Every line of the records must be repeated exactly; pictures stay out.

Rows from a dataset
---+---
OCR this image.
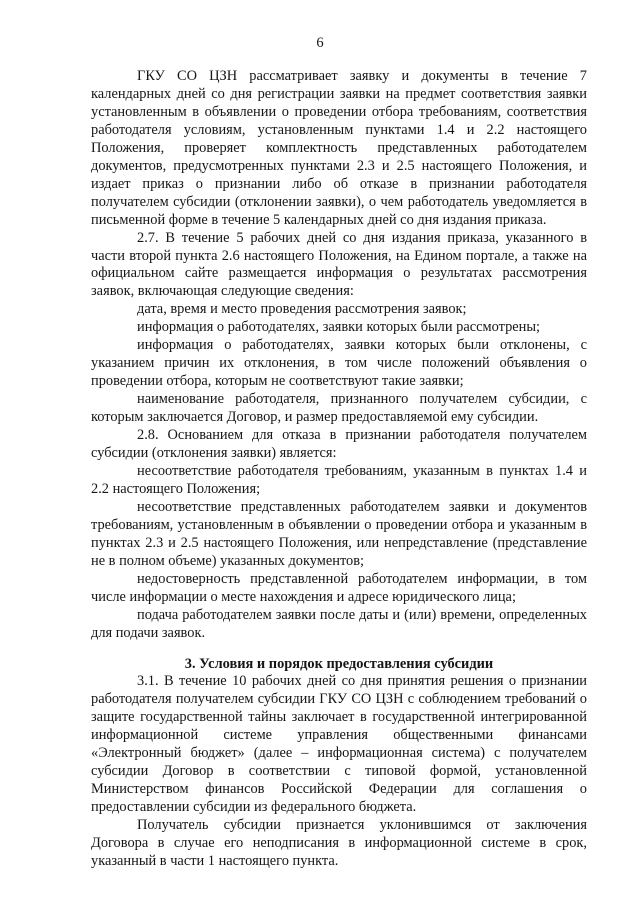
6

ГКУ СО ЦЗН рассматривает заявку и документы в течение 7 календарных дней со дня регистрации заявки на предмет соответствия заявки установленным в объявлении о проведении отбора требованиям, соответствия работодателя условиям, установленным пунктами 1.4 и 2.2 настоящего Положения, проверяет комплектность представленных работодателем документов, предусмотренных пунктами 2.3 и 2.5 настоящего Положения, и издает приказ о признании либо об отказе в признании работодателя получателем субсидии (отклонении заявки), о чем работодатель уведомляется в письменной форме в течение 5 календарных дней со дня издания приказа.

2.7. В течение 5 рабочих дней со дня издания приказа, указанного в части второй пункта 2.6 настоящего Положения, на Едином портале, а также на официальном сайте размещается информация о результатах рассмотрения заявок, включающая следующие сведения:

дата, время и место проведения рассмотрения заявок;

информация о работодателях, заявки которых были рассмотрены;

информация о работодателях, заявки которых были отклонены, с указанием причин их отклонения, в том числе положений объявления о проведении отбора, которым не соответствуют такие заявки;

наименование работодателя, признанного получателем субсидии, с которым заключается Договор, и размер предоставляемой ему субсидии.

2.8. Основанием для отказа в признании работодателя получателем субсидии (отклонения заявки) является:

несоответствие работодателя требованиям, указанным в пунктах 1.4 и 2.2 настоящего Положения;

несоответствие представленных работодателем заявки и документов требованиям, установленным в объявлении о проведении отбора и указанным в пунктах 2.3 и 2.5 настоящего Положения, или непредставление (представление не в полном объеме) указанных документов;

недостоверность представленной работодателем информации, в том числе информации о месте нахождения и адресе юридического лица;

подача работодателем заявки после даты и (или) времени, определенных для подачи заявок.

3. Условия и порядок предоставления субсидии

3.1. В течение 10 рабочих дней со дня принятия решения о признании работодателя получателем субсидии ГКУ СО ЦЗН с соблюдением требований о защите государственной тайны заключает в государственной интегрированной информационной системе управления общественными финансами «Электронный бюджет» (далее – информационная система) с получателем субсидии Договор в соответствии с типовой формой, установленной Министерством финансов Российской Федерации для соглашения о предоставлении субсидии из федерального бюджета.

Получатель субсидии признается уклонившимся от заключения Договора в случае его неподписания в информационной системе в срок, указанный в части 1 настоящего пункта.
---+---
▶ [TASK RESPONSE]:
OCR this image.
6

ГКУ СО ЦЗН рассматривает заявку и документы в течение 7 календарных дней со дня регистрации заявки на предмет соответствия заявки установленным в объявлении о проведении отбора требованиям, соответствия работодателя условиям, установленным пунктами 1.4 и 2.2 настоящего Положения, проверяет комплектность представленных работодателем документов, предусмотренных пунктами 2.3 и 2.5 настоящего Положения, и издает приказ о признании либо об отказе в признании работодателя получателем субсидии (отклонении заявки), о чем работодатель уведомляется в письменной форме в течение 5 календарных дней со дня издания приказа.

2.7. В течение 5 рабочих дней со дня издания приказа, указанного в части второй пункта 2.6 настоящего Положения, на Едином портале, а также на официальном сайте размещается информация о результатах рассмотрения заявок, включающая следующие сведения:

дата, время и место проведения рассмотрения заявок;

информация о работодателях, заявки которых были рассмотрены;

информация о работодателях, заявки которых были отклонены, с указанием причин их отклонения, в том числе положений объявления о проведении отбора, которым не соответствуют такие заявки;

наименование работодателя, признанного получателем субсидии, с которым заключается Договор, и размер предоставляемой ему субсидии.

2.8. Основанием для отказа в признании работодателя получателем субсидии (отклонения заявки) является:

несоответствие работодателя требованиям, указанным в пунктах 1.4 и 2.2 настоящего Положения;

несоответствие представленных работодателем заявки и документов требованиям, установленным в объявлении о проведении отбора и указанным в пунктах 2.3 и 2.5 настоящего Положения, или непредставление (представление не в полном объеме) указанных документов;

недостоверность представленной работодателем информации, в том числе информации о месте нахождения и адресе юридического лица;

подача работодателем заявки после даты и (или) времени, определенных для подачи заявок.

3. Условия и порядок предоставления субсидии

3.1. В течение 10 рабочих дней со дня принятия решения о признании работодателя получателем субсидии ГКУ СО ЦЗН с соблюдением требований о защите государственной тайны заключает в государственной интегрированной информационной системе управления общественными финансами «Электронный бюджет» (далее – информационная система) с получателем субсидии Договор в соответствии с типовой формой, установленной Министерством финансов Российской Федерации для соглашения о предоставлении субсидии из федерального бюджета.

Получатель субсидии признается уклонившимся от заключения Договора в случае его неподписания в информационной системе в срок, указанный в части 1 настоящего пункта.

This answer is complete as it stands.